It marks the seventh month in a row that the RBA has held rates steady, with the last rate movement taking place in August 2016 with a 25 basis point rate cut.
The decision was no surprise to economists, with all 26 surveyed by Bloomberg correctly predicting the cash rate to remain steady.
Property market still under RBA’s spotlight
RBA Governor Philip Lowe’s monetary policy statement for this decision was largely the same as last month’s, but with an added focus on household borrowing growth – something which the RBA is concerned about.
“Growth in household borrowing, largely to purchase housing, continues to outpace growth in household income,” Governor Lowe said.
Governor Lowe also acknowledged the recent lending restrictions announced by the Australian Prudential Regulation Authority (APRA) last week.
“By reinforcing strong lending standards, the recently announced supervisory measures should help address the risks associated with high and rising levels of indebtedness,” he said.
--------
* Exercise aim *
Edit the passage on the RBA rate decision: copy it from "It marks the" up to and including "is concerned about.", replacing "Bloomberg" with "Reuters".
--------
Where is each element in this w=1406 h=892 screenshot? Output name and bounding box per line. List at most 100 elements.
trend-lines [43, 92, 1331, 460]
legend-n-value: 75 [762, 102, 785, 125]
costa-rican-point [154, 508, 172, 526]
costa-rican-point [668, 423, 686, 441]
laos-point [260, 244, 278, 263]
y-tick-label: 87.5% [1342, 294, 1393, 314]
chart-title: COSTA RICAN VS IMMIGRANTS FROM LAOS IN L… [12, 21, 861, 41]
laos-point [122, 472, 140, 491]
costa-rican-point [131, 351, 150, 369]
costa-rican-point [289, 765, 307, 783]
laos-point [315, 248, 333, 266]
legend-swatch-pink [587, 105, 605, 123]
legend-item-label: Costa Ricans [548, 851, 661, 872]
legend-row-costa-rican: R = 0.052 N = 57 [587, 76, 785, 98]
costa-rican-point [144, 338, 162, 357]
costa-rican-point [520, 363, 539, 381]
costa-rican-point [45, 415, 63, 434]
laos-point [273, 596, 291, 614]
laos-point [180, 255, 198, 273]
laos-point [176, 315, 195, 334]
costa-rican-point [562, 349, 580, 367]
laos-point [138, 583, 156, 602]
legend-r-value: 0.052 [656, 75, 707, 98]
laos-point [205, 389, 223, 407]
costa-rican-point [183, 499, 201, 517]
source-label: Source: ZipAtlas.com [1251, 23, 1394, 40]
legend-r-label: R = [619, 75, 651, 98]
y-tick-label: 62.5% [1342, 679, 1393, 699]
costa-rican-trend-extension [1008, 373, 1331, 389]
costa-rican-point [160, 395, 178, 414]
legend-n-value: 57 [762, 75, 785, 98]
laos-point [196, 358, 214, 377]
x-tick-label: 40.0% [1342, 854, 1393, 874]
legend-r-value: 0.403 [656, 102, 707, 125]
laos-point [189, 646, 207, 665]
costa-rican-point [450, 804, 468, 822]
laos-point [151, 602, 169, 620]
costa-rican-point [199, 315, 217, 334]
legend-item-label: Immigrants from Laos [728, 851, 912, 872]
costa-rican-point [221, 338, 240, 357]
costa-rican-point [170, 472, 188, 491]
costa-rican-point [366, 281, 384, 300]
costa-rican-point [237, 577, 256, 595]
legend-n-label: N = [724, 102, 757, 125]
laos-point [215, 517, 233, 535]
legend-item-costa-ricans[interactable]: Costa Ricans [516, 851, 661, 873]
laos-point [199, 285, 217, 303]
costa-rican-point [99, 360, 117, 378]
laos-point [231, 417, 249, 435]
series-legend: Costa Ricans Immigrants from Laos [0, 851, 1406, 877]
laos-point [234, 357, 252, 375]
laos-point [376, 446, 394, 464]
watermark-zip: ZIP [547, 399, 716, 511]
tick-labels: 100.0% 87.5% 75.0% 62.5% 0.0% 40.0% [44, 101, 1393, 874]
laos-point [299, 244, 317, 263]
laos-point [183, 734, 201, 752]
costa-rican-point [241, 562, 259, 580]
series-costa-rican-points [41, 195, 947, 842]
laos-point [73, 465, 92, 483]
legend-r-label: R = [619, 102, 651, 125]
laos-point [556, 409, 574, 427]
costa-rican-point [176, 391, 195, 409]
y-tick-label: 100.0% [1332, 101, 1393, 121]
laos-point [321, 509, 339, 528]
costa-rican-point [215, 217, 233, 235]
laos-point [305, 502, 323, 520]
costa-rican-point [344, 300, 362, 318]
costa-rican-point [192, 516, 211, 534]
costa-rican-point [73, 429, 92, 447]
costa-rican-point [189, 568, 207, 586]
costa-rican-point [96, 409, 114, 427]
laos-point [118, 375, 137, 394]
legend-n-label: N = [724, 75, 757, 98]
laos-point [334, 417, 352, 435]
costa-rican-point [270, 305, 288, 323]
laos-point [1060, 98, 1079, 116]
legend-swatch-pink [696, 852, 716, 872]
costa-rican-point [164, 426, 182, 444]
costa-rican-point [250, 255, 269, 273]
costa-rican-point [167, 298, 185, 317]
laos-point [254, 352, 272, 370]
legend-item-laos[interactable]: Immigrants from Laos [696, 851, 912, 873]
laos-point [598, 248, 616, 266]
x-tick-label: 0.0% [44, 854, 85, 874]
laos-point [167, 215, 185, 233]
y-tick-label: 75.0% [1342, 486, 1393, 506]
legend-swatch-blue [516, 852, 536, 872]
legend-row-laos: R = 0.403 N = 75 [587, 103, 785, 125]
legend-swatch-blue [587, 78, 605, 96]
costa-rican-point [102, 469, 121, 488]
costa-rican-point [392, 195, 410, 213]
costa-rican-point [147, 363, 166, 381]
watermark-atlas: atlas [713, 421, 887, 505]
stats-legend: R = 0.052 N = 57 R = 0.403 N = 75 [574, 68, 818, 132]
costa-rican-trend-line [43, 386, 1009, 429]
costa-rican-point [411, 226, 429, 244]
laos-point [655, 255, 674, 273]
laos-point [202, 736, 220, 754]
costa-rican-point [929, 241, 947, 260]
--------
* Expected output *
It marks the seventh month in a row that the RBA has held rates steady, with the last rate movement taking place in August 2016 with a 25 basis point rate cut.
The decision was no surprise to economists, with all 26 surveyed by Reuters correctly predicting the cash rate to remain steady.
Property market still under RBA’s spotlight
RBA Governor Philip Lowe’s monetary policy statement for this decision was largely the same as last month’s, but with an added focus on household borrowing growth – something which the RBA is concerned about.